### What you are asked to do
Exactly as written, retype the listing below, omitting the pictures.
··· Task material
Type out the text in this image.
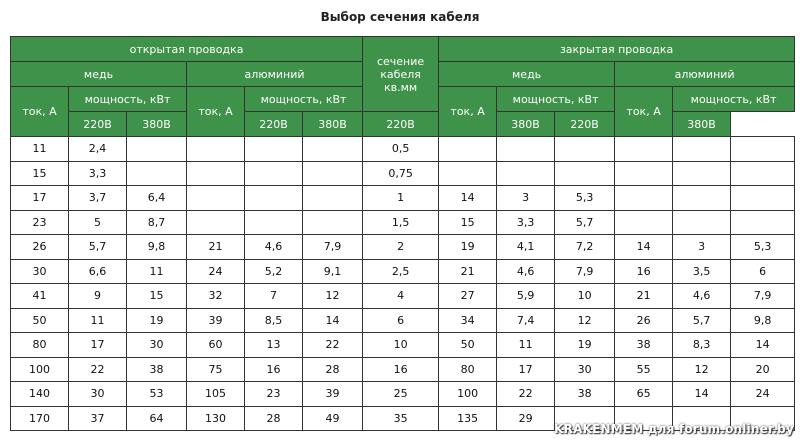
Выбор сечения кабеля
открытая проводка						сечение кабеля кв.мм	закрытая проводка					
медь			алюминий				медь			алюминий		
ток, А	мощность, кВт		ток, А	мощность, кВт			ток, А	мощность, кВт		ток, А	мощность, кВт	
	220В	380В		220В	380В	220В		380В	220В		380В	
11	2,4					0,5						
15	3,3					0,75						
17	3,7	6,4				1	14	3	5,3			
23	5	8,7				1,5	15	3,3	5,7			
26	5,7	9,8	21	4,6	7,9	2	19	4,1	7,2	14	3	5,3
30	6,6	11	24	5,2	9,1	2,5	21	4,6	7,9	16	3,5	6
41	9	15	32	7	12	4	27	5,9	10	21	4,6	7,9
50	11	19	39	8,5	14	6	34	7,4	12	26	5,7	9,8
80	17	30	60	13	22	10	50	11	19	38	8,3	14
100	22	38	75	16	28	16	80	17	30	55	12	20
140	30	53	105	23	39	25	100	22	38	65	14	24
170	37	64	130	28	49	35	135	29				
KRAKENMEM для forum.onliner.by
······
### Complete output
Type out the text in this image.
Выбор сечения кабеля
открытая проводка						сечение кабеля кв.мм	закрытая проводка					
медь			алюминий				медь			алюминий		
ток, А	мощность, кВт		ток, А	мощность, кВт			ток, А	мощность, кВт		ток, А	мощность, кВт	
	220В	380В		220В	380В	220В		380В	220В		380В	
11	2,4					0,5						
15	3,3					0,75						
17	3,7	6,4				1	14	3	5,3			
23	5	8,7				1,5	15	3,3	5,7			
26	5,7	9,8	21	4,6	7,9	2	19	4,1	7,2	14	3	5,3
30	6,6	11	24	5,2	9,1	2,5	21	4,6	7,9	16	3,5	6
41	9	15	32	7	12	4	27	5,9	10	21	4,6	7,9
50	11	19	39	8,5	14	6	34	7,4	12	26	5,7	9,8
80	17	30	60	13	22	10	50	11	19	38	8,3	14
100	22	38	75	16	28	16	80	17	30	55	12	20
140	30	53	105	23	39	25	100	22	38	65	14	24
170	37	64	130	28	49	35	135	29				
KRAKENMEM для forum.onliner.by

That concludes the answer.